Aim of the exercise:
Reproduce every one of the records below, changing nothing.

....................

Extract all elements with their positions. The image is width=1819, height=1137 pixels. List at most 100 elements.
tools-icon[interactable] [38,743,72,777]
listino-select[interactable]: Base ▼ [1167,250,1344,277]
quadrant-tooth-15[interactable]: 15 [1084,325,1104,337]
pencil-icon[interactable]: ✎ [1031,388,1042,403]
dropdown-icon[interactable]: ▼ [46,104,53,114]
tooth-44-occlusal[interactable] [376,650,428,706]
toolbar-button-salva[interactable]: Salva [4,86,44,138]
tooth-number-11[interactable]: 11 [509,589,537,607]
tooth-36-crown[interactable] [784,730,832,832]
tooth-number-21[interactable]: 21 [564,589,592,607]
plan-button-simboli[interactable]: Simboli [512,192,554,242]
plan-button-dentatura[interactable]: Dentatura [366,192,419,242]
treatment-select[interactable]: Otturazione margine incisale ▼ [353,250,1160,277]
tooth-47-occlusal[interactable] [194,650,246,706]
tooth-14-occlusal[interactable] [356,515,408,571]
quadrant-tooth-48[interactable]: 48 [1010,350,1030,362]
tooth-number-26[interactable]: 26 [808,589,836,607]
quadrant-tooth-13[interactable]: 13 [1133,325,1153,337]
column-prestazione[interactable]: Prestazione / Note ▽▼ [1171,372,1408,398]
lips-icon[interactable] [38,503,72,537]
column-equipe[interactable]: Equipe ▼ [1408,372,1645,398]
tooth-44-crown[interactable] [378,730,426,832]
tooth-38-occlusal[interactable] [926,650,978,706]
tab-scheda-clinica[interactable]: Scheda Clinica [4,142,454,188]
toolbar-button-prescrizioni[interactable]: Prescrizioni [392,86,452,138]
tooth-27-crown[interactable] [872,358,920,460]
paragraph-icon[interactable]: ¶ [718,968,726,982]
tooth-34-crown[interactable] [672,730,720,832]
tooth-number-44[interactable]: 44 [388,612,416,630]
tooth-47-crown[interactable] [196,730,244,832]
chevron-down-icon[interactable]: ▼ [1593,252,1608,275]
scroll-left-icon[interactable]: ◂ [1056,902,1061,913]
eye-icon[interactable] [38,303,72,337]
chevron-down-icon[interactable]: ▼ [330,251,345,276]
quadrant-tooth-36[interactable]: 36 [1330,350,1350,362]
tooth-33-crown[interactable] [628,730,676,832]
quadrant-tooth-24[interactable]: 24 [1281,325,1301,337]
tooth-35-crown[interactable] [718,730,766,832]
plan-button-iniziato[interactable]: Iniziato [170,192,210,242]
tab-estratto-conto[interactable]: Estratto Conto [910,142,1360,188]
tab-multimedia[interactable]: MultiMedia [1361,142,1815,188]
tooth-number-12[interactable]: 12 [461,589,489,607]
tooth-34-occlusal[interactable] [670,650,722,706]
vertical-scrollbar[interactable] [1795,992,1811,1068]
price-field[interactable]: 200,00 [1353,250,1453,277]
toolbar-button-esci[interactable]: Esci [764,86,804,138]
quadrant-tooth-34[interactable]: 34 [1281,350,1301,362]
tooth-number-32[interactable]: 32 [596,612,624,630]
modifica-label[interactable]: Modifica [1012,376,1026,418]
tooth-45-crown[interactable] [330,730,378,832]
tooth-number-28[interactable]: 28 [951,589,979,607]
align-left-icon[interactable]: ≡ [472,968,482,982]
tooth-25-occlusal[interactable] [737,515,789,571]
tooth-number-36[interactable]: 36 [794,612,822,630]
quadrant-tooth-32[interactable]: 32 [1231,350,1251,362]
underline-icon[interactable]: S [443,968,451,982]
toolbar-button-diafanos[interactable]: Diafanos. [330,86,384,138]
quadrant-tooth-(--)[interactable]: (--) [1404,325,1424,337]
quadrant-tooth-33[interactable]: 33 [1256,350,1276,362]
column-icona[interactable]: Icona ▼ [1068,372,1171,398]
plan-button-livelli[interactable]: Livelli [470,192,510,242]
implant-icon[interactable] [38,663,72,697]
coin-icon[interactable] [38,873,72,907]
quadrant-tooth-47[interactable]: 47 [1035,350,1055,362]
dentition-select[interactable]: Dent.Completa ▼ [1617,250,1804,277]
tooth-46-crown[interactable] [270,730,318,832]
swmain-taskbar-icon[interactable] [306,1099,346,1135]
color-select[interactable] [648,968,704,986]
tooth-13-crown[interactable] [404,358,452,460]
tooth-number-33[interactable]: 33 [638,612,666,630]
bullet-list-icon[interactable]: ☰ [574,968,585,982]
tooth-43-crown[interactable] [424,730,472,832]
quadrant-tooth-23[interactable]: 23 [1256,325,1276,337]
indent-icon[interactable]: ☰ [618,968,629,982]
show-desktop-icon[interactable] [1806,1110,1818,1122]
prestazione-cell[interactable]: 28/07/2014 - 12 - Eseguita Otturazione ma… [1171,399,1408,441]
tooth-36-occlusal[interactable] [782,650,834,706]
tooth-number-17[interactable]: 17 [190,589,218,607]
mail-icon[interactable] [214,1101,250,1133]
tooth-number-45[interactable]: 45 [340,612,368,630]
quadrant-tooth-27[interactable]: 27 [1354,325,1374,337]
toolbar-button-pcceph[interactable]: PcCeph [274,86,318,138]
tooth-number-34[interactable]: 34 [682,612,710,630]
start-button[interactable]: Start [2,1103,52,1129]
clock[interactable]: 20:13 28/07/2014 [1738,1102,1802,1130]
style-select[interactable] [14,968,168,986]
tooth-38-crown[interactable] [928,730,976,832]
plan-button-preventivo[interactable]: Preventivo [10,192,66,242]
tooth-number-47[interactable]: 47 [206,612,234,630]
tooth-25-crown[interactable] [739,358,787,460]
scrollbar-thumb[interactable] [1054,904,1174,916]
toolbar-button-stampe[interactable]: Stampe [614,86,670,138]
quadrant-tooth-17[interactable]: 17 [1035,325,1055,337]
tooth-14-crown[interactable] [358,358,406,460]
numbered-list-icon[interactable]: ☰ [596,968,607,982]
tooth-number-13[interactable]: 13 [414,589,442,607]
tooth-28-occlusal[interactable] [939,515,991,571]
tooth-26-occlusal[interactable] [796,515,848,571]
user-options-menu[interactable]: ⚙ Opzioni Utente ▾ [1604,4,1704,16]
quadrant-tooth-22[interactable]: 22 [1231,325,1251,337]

....................

In response:
Extract all elements with their positions. The image is width=1819, height=1137 pixels. List at most 100 elements.
tools-icon[interactable] [38,743,72,777]
listino-select[interactable]: Base ▼ [1167,250,1344,277]
quadrant-tooth-15[interactable]: 15 [1084,325,1104,337]
pencil-icon[interactable]: ✎ [1031,388,1042,403]
dropdown-icon[interactable]: ▼ [46,104,53,114]
tooth-44-occlusal[interactable] [376,650,428,706]
toolbar-button-salva[interactable]: Salva [4,86,44,138]
tooth-number-11[interactable]: 11 [509,589,537,607]
tooth-36-crown[interactable] [784,730,832,832]
tooth-number-21[interactable]: 21 [564,589,592,607]
plan-button-simboli[interactable]: Simboli [512,192,554,242]
plan-button-dentatura[interactable]: Dentatura [366,192,419,242]
treatment-select[interactable]: Otturazione margine incisale ▼ [353,250,1160,277]
tooth-47-occlusal[interactable] [194,650,246,706]
tooth-14-occlusal[interactable] [356,515,408,571]
quadrant-tooth-48[interactable]: 48 [1010,350,1030,362]
tooth-number-26[interactable]: 26 [808,589,836,607]
quadrant-tooth-13[interactable]: 13 [1133,325,1153,337]
column-prestazione[interactable]: Prestazione / Note ▽▼ [1171,372,1408,398]
lips-icon[interactable] [38,503,72,537]
column-equipe[interactable]: Equipe ▼ [1408,372,1645,398]
tooth-44-crown[interactable] [378,730,426,832]
tooth-38-occlusal[interactable] [926,650,978,706]
tab-scheda-clinica[interactable]: Scheda Clinica [4,142,454,188]
toolbar-button-prescrizioni[interactable]: Prescrizioni [392,86,452,138]
tooth-27-crown[interactable] [872,358,920,460]
paragraph-icon[interactable]: ¶ [718,968,726,982]
tooth-34-crown[interactable] [672,730,720,832]
tooth-number-44[interactable]: 44 [388,612,416,630]
tooth-47-crown[interactable] [196,730,244,832]
chevron-down-icon[interactable]: ▼ [1593,252,1608,275]
scroll-left-icon[interactable]: ◂ [1056,902,1061,913]
eye-icon[interactable] [38,303,72,337]
chevron-down-icon[interactable]: ▼ [330,251,345,276]
quadrant-tooth-36[interactable]: 36 [1330,350,1350,362]
tooth-33-crown[interactable] [628,730,676,832]
quadrant-tooth-24[interactable]: 24 [1281,325,1301,337]
tooth-35-crown[interactable] [718,730,766,832]
plan-button-iniziato[interactable]: Iniziato [170,192,210,242]
tab-estratto-conto[interactable]: Estratto Conto [910,142,1360,188]
tab-multimedia[interactable]: MultiMedia [1361,142,1815,188]
tooth-number-12[interactable]: 12 [461,589,489,607]
tooth-34-occlusal[interactable] [670,650,722,706]
vertical-scrollbar[interactable] [1795,992,1811,1068]
price-field[interactable]: 200,00 [1353,250,1453,277]
toolbar-button-esci[interactable]: Esci [764,86,804,138]
quadrant-tooth-34[interactable]: 34 [1281,350,1301,362]
tooth-number-32[interactable]: 32 [596,612,624,630]
modifica-label[interactable]: Modifica [1012,376,1026,418]
tooth-45-crown[interactable] [330,730,378,832]
tooth-number-28[interactable]: 28 [951,589,979,607]
align-left-icon[interactable]: ≡ [472,968,482,982]
tooth-25-occlusal[interactable] [737,515,789,571]
tooth-number-36[interactable]: 36 [794,612,822,630]
quadrant-tooth-32[interactable]: 32 [1231,350,1251,362]
underline-icon[interactable]: S [443,968,451,982]
toolbar-button-diafanos[interactable]: Diafanos. [330,86,384,138]
quadrant-tooth-(--)[interactable]: (--) [1404,325,1424,337]
quadrant-tooth-33[interactable]: 33 [1256,350,1276,362]
column-icona[interactable]: Icona ▼ [1068,372,1171,398]
plan-button-livelli[interactable]: Livelli [470,192,510,242]
implant-icon[interactable] [38,663,72,697]
coin-icon[interactable] [38,873,72,907]
quadrant-tooth-47[interactable]: 47 [1035,350,1055,362]
dentition-select[interactable]: Dent.Completa ▼ [1617,250,1804,277]
tooth-46-crown[interactable] [270,730,318,832]
swmain-taskbar-icon[interactable] [306,1099,346,1135]
color-select[interactable] [648,968,704,986]
tooth-13-crown[interactable] [404,358,452,460]
tooth-number-33[interactable]: 33 [638,612,666,630]
bullet-list-icon[interactable]: ☰ [574,968,585,982]
tooth-43-crown[interactable] [424,730,472,832]
quadrant-tooth-23[interactable]: 23 [1256,325,1276,337]
indent-icon[interactable]: ☰ [618,968,629,982]
show-desktop-icon[interactable] [1806,1110,1818,1122]
prestazione-cell[interactable]: 28/07/2014 - 12 - Eseguita Otturazione ma… [1171,399,1408,441]
tooth-36-occlusal[interactable] [782,650,834,706]
tooth-number-17[interactable]: 17 [190,589,218,607]
mail-icon[interactable] [214,1101,250,1133]
tooth-number-45[interactable]: 45 [340,612,368,630]
quadrant-tooth-27[interactable]: 27 [1354,325,1374,337]
toolbar-button-pcceph[interactable]: PcCeph [274,86,318,138]
tooth-number-34[interactable]: 34 [682,612,710,630]
start-button[interactable]: Start [2,1103,52,1129]
clock[interactable]: 20:13 28/07/2014 [1738,1102,1802,1130]
style-select[interactable] [14,968,168,986]
tooth-38-crown[interactable] [928,730,976,832]
plan-button-preventivo[interactable]: Preventivo [10,192,66,242]
tooth-number-47[interactable]: 47 [206,612,234,630]
tooth-25-crown[interactable] [739,358,787,460]
scrollbar-thumb[interactable] [1054,904,1174,916]
toolbar-button-stampe[interactable]: Stampe [614,86,670,138]
quadrant-tooth-17[interactable]: 17 [1035,325,1055,337]
tooth-14-crown[interactable] [358,358,406,460]
numbered-list-icon[interactable]: ☰ [596,968,607,982]
tooth-number-13[interactable]: 13 [414,589,442,607]
tooth-28-occlusal[interactable] [939,515,991,571]
tooth-26-occlusal[interactable] [796,515,848,571]
user-options-menu[interactable]: ⚙ Opzioni Utente ▾ [1604,4,1704,16]
quadrant-tooth-22[interactable]: 22 [1231,325,1251,337]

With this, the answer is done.